[GIVEN REQUEST]:
Below are records; count the lines in them that hold "biológiai" and give only the count.

[Saved entries]
►
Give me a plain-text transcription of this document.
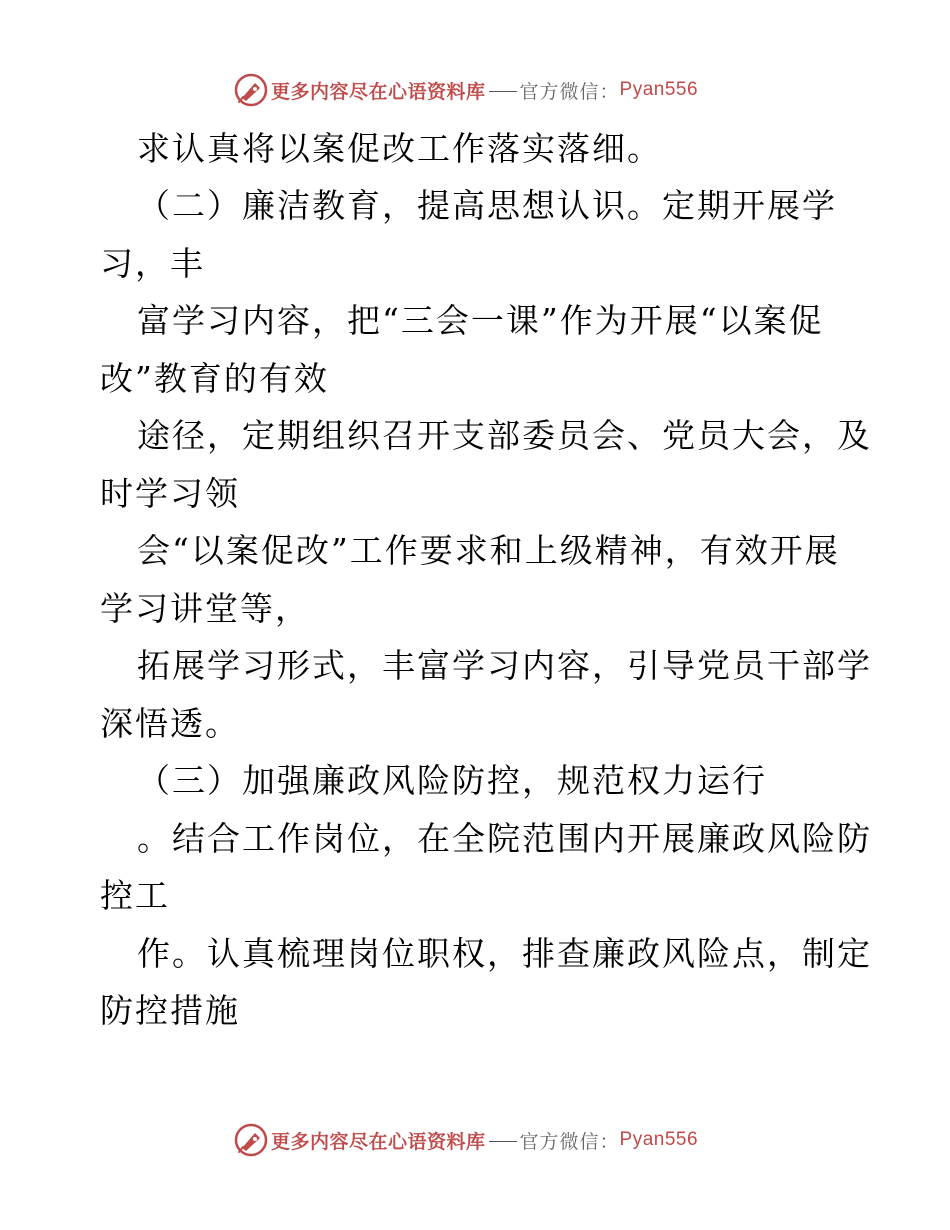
更多内容尽在心语资料库 官方微信： Pyan556
求认真将以案促改工作落实落细。
（二）廉洁教育，提高思想认识。定期开展学
习，丰
富学习内容，把“三会一课”作为开展“以案促
改”教育的有效
途径，定期组织召开支部委员会、党员大会，及
时学习领
会“以案促改”工作要求和上级精神，有效开展
学习讲堂等，
拓展学习形式，丰富学习内容，引导党员干部学
深悟透。
（三）加强廉政风险防控，规范权力运行
。结合工作岗位，在全院范围内开展廉政风险防
控工
作。认真梳理岗位职权，排查廉政风险点，制定
防控措施
更多内容尽在心语资料库 官方微信： Pyan556
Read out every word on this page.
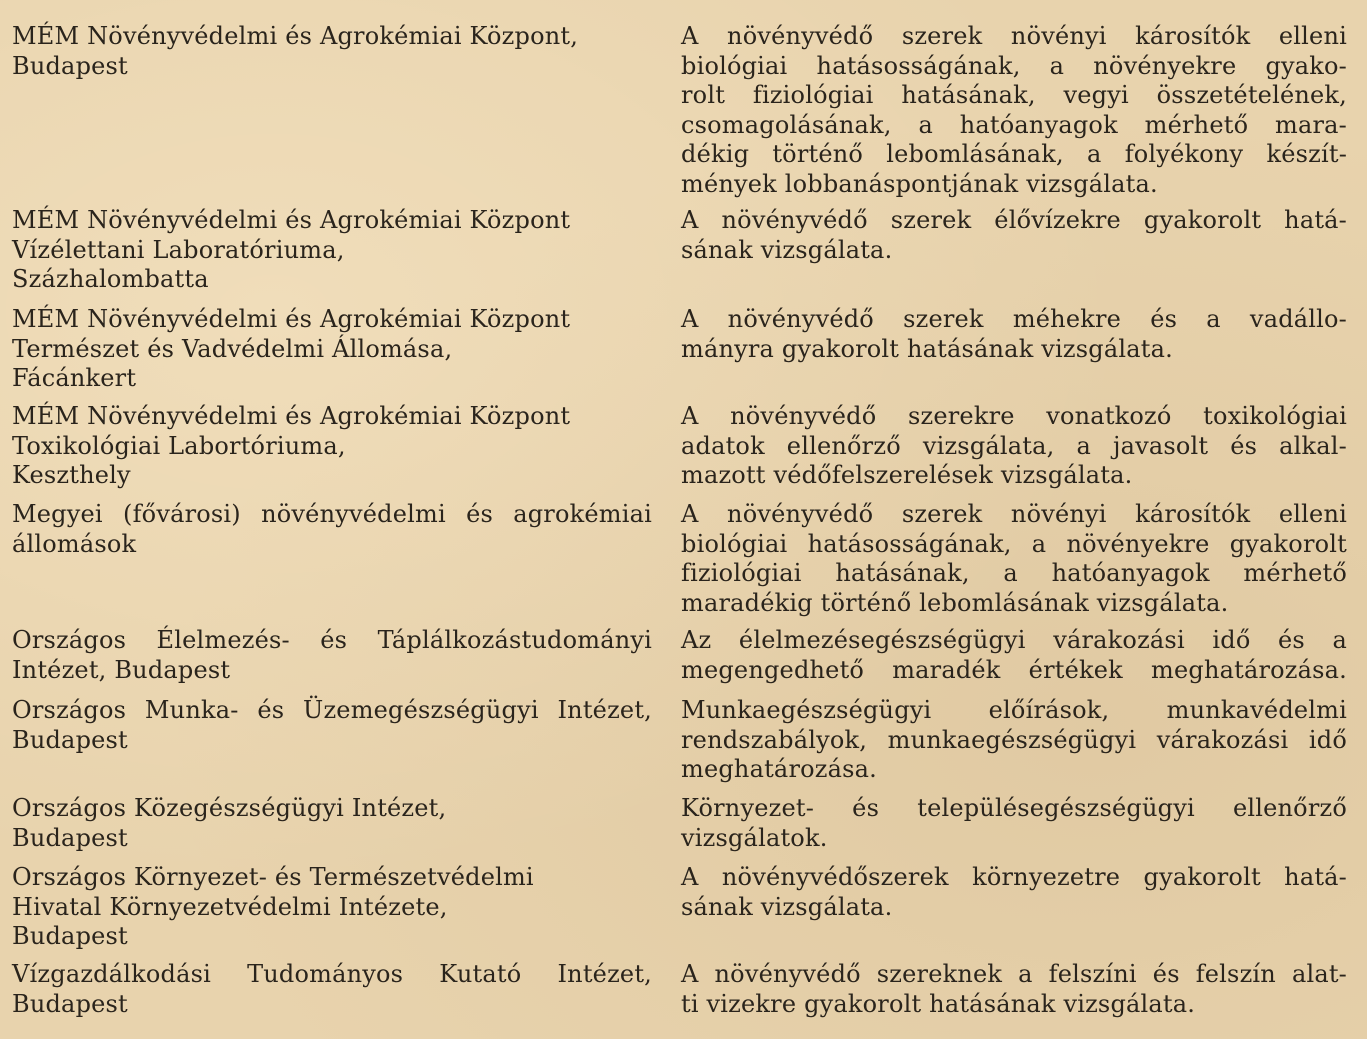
MÉM Növényvédelmi és Agrokémiai Központ,
Budapest
A növényvédő szerek növényi károsítók elleni
biológiai hatásosságának, a növényekre gyako-
rolt fiziológiai hatásának, vegyi összetételének,
csomagolásának, a hatóanyagok mérhető mara-
dékig történő lebomlásának, a folyékony készít-
mények lobbanáspontjának vizsgálata.
MÉM Növényvédelmi és Agrokémiai Központ
Vízélettani Laboratóriuma,
Százhalombatta
A növényvédő szerek élővízekre gyakorolt hatá-
sának vizsgálata.
MÉM Növényvédelmi és Agrokémiai Központ
Természet és Vadvédelmi Állomása,
Fácánkert
A növényvédő szerek méhekre és a vadállo-
mányra gyakorolt hatásának vizsgálata.
MÉM Növényvédelmi és Agrokémiai Központ
Toxikológiai Labortóriuma,
Keszthely
A növényvédő szerekre vonatkozó toxikológiai
adatok ellenőrző vizsgálata, a javasolt és alkal-
mazott védőfelszerelések vizsgálata.
Megyei (fővárosi) növényvédelmi és agrokémiai
állomások
A növényvédő szerek növényi károsítók elleni
biológiai hatásosságának, a növényekre gyakorolt
fiziológiai hatásának, a hatóanyagok mérhető
maradékig történő lebomlásának vizsgálata.
Országos Élelmezés- és Táplálkozástudományi
Intézet, Budapest
Az élelmezésegészségügyi várakozási idő és a
megengedhető maradék értékek meghatározása.
Országos Munka- és Üzemegészségügyi Intézet,
Budapest
Munkaegészségügyi előírások, munkavédelmi
rendszabályok, munkaegészségügyi várakozási idő
meghatározása.
Országos Közegészségügyi Intézet,
Budapest
Környezet- és településegészségügyi ellenőrző
vizsgálatok.
Országos Környezet- és Természetvédelmi
Hivatal Környezetvédelmi Intézete,
Budapest
A növényvédőszerek környezetre gyakorolt hatá-
sának vizsgálata.
Vízgazdálkodási Tudományos Kutató Intézet,
Budapest
A növényvédő szereknek a felszíni és felszín alat-
ti vizekre gyakorolt hatásának vizsgálata.
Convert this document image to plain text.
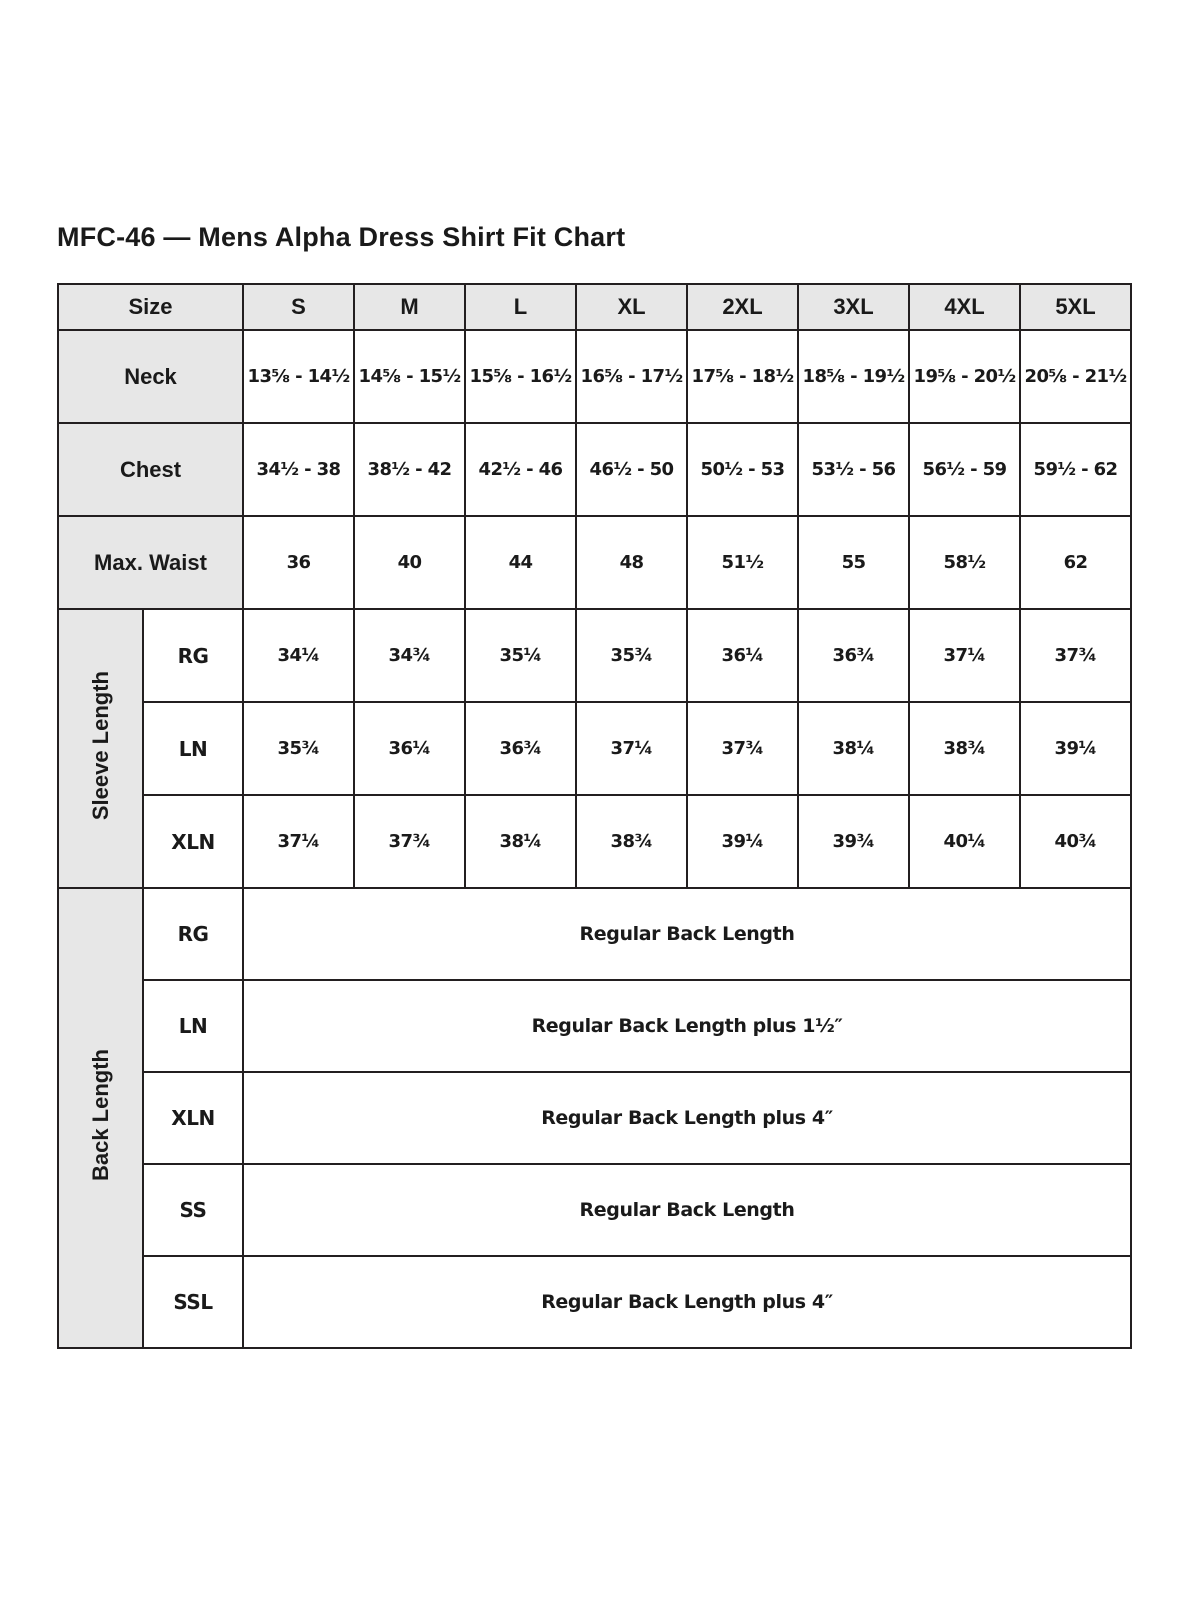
MFC-46 — Mens Alpha Dress Shirt Fit Chart
Size		S	M	L	XL	2XL	3XL	4XL	5XL
Neck		13⅝ - 14½	14⅝ - 15½	15⅝ - 16½	16⅝ - 17½	17⅝ - 18½	18⅝ - 19½	19⅝ - 20½	20⅝ - 21½
Chest		34½ - 38	38½ - 42	42½ - 46	46½ - 50	50½ - 53	53½ - 56	56½ - 59	59½ - 62
Max. Waist		36	40	44	48	51½	55	58½	62
Sleeve Length	RG	34¼	34¾	35¼	35¾	36¼	36¾	37¼	37¾
	LN	35¾	36¼	36¾	37¼	37¾	38¼	38¾	39¼
	XLN	37¼	37¾	38¼	38¾	39¼	39¾	40¼	40¾
Back Length	RG	Regular Back Length							
	LN	Regular Back Length plus 1½″							
	XLN	Regular Back Length plus 4″							
	SS	Regular Back Length							
	SSL	Regular Back Length plus 4″							
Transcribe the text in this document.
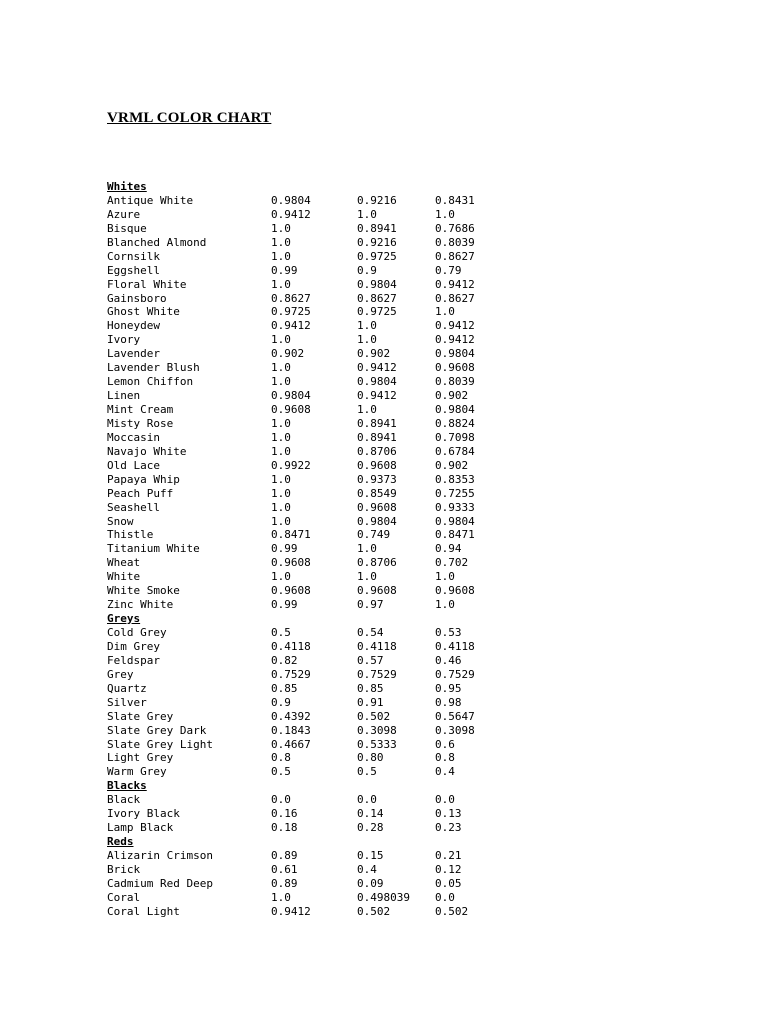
VRML COLOR CHART
Whites
Antique White	0.9804	0.9216	0.8431
Azure	0.9412	1.0	1.0
Bisque	1.0	0.8941	0.7686
Blanched Almond	1.0	0.9216	0.8039
Cornsilk	1.0	0.9725	0.8627
Eggshell	0.99	0.9	0.79
Floral White	1.0	0.9804	0.9412
Gainsboro	0.8627	0.8627	0.8627
Ghost White	0.9725	0.9725	1.0
Honeydew	0.9412	1.0	0.9412
Ivory	1.0	1.0	0.9412
Lavender	0.902	0.902	0.9804
Lavender Blush	1.0	0.9412	0.9608
Lemon Chiffon	1.0	0.9804	0.8039
Linen	0.9804	0.9412	0.902
Mint Cream	0.9608	1.0	0.9804
Misty Rose	1.0	0.8941	0.8824
Moccasin	1.0	0.8941	0.7098
Navajo White	1.0	0.8706	0.6784
Old Lace	0.9922	0.9608	0.902
Papaya Whip	1.0	0.9373	0.8353
Peach Puff	1.0	0.8549	0.7255
Seashell	1.0	0.9608	0.9333
Snow	1.0	0.9804	0.9804
Thistle	0.8471	0.749	0.8471
Titanium White	0.99	1.0	0.94
Wheat	0.9608	0.8706	0.702
White	1.0	1.0	1.0
White Smoke	0.9608	0.9608	0.9608
Zinc White	0.99	0.97	1.0
Greys
Cold Grey	0.5	0.54	0.53
Dim Grey	0.4118	0.4118	0.4118
Feldspar	0.82	0.57	0.46
Grey	0.7529	0.7529	0.7529
Quartz	0.85	0.85	0.95
Silver	0.9	0.91	0.98
Slate Grey	0.4392	0.502	0.5647
Slate Grey Dark	0.1843	0.3098	0.3098
Slate Grey Light	0.4667	0.5333	0.6
Light Grey	0.8	0.80	0.8
Warm Grey	0.5	0.5	0.4
Blacks
Black	0.0	0.0	0.0
Ivory Black	0.16	0.14	0.13
Lamp Black	0.18	0.28	0.23
Reds
Alizarin Crimson	0.89	0.15	0.21
Brick	0.61	0.4	0.12
Cadmium Red Deep	0.89	0.09	0.05
Coral	1.0	0.498039	0.0
Coral Light	0.9412	0.502	0.502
◄
[EXERCISE RESULT]:
2